- What needs to be done -
Scan the data for lines with "couples" and report the count by itself.

>> Start Excerpted records

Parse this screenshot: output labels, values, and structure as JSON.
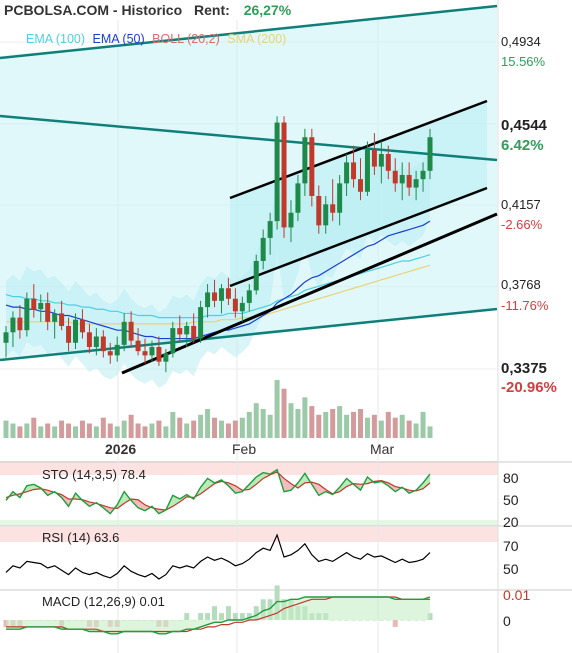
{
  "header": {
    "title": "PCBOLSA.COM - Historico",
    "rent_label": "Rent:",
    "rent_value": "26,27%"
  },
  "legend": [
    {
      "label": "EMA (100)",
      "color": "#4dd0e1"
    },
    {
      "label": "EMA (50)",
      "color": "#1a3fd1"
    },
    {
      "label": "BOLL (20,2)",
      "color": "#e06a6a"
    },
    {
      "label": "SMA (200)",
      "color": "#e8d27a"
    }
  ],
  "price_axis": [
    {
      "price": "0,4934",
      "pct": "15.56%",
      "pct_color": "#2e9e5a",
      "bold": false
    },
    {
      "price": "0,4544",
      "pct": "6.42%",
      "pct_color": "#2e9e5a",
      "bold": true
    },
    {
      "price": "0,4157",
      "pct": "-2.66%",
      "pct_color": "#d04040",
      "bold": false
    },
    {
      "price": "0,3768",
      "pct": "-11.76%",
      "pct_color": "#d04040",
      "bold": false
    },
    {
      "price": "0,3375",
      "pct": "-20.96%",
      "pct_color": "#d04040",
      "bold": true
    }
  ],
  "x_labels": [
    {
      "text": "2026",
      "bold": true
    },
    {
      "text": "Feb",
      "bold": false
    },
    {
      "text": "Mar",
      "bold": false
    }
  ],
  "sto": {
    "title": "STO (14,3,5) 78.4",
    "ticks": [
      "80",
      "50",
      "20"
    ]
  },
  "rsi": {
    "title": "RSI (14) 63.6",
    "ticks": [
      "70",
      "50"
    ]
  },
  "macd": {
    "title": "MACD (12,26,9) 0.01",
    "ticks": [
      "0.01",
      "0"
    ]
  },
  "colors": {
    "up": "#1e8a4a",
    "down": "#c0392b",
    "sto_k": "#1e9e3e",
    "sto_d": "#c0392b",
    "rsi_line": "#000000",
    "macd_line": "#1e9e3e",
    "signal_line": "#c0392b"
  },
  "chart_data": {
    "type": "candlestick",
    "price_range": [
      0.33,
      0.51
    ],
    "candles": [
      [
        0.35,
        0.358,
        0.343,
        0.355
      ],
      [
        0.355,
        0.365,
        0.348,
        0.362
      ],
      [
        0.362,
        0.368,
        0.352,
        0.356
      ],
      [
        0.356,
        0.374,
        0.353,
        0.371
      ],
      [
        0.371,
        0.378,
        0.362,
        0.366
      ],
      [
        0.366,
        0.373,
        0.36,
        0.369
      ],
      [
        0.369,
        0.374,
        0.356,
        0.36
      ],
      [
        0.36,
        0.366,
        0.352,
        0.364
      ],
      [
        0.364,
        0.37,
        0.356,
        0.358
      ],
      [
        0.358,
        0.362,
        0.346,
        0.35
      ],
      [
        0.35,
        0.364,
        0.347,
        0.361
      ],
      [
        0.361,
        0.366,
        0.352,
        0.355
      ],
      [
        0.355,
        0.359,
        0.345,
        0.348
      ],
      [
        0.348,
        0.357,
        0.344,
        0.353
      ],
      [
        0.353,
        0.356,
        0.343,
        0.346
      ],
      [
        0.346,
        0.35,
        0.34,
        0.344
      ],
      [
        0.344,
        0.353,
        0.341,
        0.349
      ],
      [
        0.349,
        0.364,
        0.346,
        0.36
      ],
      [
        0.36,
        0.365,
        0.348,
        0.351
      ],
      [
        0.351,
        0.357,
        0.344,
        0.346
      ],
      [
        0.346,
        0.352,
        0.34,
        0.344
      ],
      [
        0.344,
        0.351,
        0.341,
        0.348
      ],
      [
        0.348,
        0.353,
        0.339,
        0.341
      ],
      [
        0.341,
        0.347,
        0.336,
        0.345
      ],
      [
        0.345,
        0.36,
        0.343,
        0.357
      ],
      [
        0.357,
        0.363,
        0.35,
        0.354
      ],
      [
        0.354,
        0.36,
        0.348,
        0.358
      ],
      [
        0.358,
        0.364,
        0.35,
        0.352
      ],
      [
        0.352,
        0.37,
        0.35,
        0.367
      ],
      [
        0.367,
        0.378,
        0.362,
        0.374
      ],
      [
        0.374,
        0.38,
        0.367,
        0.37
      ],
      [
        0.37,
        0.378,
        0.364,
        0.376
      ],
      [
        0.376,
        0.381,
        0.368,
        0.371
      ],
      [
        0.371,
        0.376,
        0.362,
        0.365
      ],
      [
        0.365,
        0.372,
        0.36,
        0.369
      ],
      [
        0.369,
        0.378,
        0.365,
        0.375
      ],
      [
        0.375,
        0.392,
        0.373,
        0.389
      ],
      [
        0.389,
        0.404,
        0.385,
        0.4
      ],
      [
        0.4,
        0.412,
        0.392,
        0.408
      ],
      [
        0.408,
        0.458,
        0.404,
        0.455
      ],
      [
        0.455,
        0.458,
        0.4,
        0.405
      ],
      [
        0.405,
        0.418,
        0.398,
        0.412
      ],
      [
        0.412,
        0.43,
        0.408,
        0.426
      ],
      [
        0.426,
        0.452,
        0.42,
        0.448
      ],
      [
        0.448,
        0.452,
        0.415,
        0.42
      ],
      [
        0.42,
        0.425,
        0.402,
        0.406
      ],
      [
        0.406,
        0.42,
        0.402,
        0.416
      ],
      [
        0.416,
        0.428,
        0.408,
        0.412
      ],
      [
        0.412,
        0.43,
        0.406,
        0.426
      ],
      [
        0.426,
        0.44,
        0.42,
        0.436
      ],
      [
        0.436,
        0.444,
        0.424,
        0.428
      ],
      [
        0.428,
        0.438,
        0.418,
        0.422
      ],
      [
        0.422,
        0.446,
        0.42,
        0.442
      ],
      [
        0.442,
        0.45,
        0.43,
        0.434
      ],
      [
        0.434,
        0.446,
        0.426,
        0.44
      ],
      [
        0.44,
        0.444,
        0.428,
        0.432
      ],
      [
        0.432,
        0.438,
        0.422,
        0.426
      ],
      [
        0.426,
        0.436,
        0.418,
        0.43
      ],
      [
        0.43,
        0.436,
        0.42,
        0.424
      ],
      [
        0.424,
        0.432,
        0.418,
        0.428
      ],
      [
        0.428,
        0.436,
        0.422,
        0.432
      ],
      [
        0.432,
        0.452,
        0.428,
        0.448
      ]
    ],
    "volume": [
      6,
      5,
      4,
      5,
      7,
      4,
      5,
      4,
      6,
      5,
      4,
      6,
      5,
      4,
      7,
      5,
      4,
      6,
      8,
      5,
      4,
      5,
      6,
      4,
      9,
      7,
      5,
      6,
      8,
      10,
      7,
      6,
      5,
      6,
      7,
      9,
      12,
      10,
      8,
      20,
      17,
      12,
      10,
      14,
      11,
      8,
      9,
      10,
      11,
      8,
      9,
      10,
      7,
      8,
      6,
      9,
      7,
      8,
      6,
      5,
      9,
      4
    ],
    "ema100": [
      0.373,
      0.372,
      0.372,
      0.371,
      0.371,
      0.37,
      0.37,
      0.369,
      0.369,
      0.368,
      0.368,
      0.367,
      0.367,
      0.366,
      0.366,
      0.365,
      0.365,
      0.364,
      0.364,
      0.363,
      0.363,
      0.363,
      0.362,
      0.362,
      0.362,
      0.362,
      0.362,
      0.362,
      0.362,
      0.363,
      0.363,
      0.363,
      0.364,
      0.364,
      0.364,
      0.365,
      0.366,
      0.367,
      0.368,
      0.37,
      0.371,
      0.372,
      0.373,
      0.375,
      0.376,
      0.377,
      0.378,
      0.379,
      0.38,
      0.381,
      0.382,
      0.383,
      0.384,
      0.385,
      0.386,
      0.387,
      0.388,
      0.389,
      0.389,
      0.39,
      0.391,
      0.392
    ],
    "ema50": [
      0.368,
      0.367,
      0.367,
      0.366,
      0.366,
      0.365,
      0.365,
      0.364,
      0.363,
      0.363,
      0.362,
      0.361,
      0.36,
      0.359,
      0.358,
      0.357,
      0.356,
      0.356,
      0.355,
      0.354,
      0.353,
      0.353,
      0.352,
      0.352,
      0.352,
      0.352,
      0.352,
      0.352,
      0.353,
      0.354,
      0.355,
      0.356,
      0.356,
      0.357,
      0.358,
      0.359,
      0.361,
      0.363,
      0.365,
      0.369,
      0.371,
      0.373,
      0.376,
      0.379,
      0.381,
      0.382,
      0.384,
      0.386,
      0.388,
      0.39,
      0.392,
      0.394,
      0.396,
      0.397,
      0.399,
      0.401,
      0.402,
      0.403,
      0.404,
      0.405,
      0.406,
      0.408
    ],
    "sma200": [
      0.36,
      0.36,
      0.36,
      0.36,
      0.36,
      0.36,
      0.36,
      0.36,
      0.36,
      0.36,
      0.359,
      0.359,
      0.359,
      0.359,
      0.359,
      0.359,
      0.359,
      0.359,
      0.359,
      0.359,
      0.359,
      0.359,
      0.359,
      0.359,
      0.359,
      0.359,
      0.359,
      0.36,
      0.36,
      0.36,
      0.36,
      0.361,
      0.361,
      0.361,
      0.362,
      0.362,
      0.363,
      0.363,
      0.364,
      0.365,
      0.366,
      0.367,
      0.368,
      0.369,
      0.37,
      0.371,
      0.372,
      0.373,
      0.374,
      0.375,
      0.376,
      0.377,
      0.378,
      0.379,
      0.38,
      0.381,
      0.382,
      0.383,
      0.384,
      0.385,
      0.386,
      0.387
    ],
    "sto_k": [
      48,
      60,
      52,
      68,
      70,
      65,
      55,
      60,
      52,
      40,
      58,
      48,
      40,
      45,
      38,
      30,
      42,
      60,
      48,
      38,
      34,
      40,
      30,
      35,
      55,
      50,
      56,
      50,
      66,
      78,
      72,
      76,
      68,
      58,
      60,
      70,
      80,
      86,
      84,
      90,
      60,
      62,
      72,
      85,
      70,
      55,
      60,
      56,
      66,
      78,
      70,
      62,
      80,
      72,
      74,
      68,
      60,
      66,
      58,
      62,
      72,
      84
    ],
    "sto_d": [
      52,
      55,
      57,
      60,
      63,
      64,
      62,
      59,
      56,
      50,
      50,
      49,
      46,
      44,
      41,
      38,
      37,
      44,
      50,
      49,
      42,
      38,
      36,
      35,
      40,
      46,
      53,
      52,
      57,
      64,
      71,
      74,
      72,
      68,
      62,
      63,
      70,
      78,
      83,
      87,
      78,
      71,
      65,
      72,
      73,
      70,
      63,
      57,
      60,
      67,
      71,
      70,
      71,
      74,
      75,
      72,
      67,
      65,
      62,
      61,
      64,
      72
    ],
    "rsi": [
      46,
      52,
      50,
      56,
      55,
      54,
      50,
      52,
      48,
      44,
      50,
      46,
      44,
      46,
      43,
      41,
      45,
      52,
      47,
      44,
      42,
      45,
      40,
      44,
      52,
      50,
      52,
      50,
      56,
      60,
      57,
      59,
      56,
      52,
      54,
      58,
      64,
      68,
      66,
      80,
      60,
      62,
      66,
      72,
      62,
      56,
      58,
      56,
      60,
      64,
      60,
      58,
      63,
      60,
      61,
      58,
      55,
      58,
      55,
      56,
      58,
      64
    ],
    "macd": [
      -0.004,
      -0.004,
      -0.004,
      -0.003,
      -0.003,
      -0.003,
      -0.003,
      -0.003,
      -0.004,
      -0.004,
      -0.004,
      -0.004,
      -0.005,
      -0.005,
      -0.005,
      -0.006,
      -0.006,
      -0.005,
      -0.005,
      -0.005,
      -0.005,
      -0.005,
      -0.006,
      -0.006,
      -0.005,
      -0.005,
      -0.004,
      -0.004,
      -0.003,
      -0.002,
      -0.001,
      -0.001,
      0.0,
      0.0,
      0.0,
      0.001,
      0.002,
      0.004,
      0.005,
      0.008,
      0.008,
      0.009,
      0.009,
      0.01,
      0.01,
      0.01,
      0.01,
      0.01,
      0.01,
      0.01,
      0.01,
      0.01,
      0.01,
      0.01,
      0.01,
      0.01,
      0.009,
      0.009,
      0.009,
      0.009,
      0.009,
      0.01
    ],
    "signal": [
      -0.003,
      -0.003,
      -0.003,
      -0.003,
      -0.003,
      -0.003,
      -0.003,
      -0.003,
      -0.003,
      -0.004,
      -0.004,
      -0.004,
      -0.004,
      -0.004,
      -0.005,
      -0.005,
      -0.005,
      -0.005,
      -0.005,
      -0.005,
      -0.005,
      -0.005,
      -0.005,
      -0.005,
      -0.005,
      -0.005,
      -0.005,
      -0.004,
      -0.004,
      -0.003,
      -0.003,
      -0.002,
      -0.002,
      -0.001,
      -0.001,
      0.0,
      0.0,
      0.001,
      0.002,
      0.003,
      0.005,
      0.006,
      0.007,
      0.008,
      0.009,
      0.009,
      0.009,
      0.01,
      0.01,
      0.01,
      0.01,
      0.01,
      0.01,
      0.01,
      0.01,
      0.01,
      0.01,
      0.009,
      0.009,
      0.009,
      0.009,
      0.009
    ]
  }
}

>> End Excerpted records
>> Start Excerpted records

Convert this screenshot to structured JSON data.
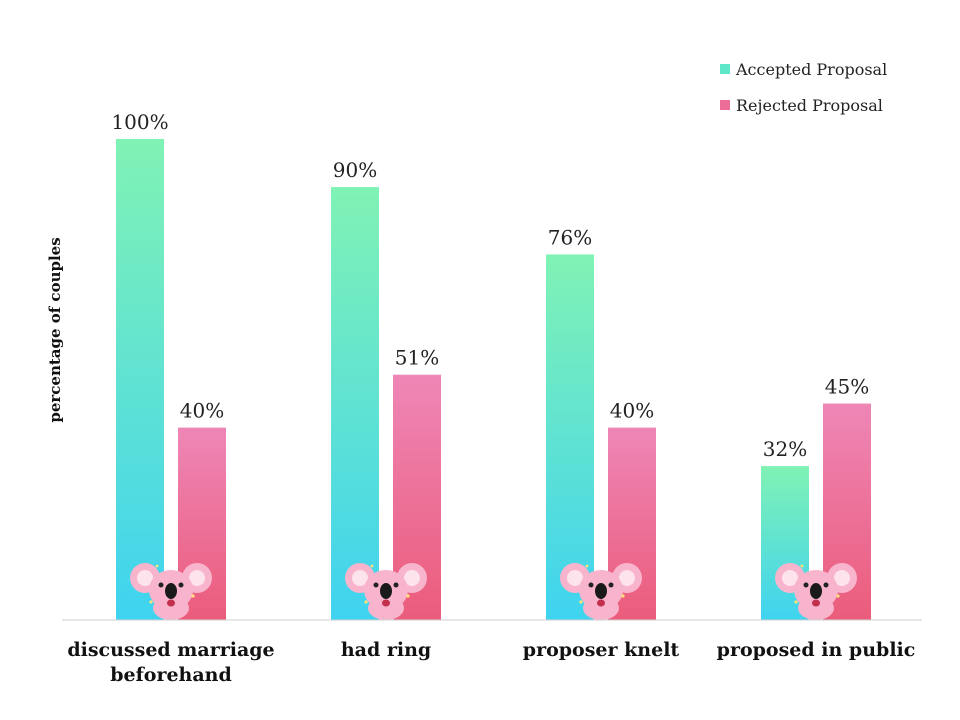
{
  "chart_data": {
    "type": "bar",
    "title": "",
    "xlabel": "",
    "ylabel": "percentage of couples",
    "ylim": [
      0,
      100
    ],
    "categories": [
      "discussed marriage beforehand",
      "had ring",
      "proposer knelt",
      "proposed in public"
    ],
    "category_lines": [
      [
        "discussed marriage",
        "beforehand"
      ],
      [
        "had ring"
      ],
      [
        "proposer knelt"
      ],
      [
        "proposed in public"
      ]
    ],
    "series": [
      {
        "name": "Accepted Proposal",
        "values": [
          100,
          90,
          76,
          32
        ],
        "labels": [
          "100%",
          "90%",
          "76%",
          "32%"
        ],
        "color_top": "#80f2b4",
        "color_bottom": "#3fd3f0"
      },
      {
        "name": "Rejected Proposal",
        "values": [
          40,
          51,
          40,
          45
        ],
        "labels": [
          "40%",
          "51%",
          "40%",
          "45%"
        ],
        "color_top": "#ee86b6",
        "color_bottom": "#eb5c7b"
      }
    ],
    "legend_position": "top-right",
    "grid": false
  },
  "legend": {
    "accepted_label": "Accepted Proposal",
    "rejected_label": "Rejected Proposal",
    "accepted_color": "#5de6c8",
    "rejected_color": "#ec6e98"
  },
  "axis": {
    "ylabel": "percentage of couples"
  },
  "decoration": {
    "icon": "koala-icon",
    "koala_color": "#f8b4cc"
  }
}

>> End Excerpted records
>> Start Excerpted records

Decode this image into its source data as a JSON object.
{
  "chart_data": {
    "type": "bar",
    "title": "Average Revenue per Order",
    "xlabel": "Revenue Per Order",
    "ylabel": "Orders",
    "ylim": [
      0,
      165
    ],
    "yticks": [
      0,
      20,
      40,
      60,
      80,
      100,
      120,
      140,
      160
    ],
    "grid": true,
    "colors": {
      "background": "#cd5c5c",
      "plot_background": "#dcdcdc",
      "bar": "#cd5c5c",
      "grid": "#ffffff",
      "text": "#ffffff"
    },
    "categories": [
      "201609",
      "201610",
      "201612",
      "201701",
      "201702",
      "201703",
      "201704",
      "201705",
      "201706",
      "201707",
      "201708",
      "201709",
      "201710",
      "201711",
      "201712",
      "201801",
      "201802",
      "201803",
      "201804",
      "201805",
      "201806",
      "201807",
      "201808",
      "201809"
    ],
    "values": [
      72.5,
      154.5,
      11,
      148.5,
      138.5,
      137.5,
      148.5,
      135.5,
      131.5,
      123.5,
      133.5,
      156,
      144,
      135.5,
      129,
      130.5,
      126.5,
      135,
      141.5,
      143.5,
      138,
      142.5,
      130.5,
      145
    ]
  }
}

>> End Excerpted records

- Reply -
2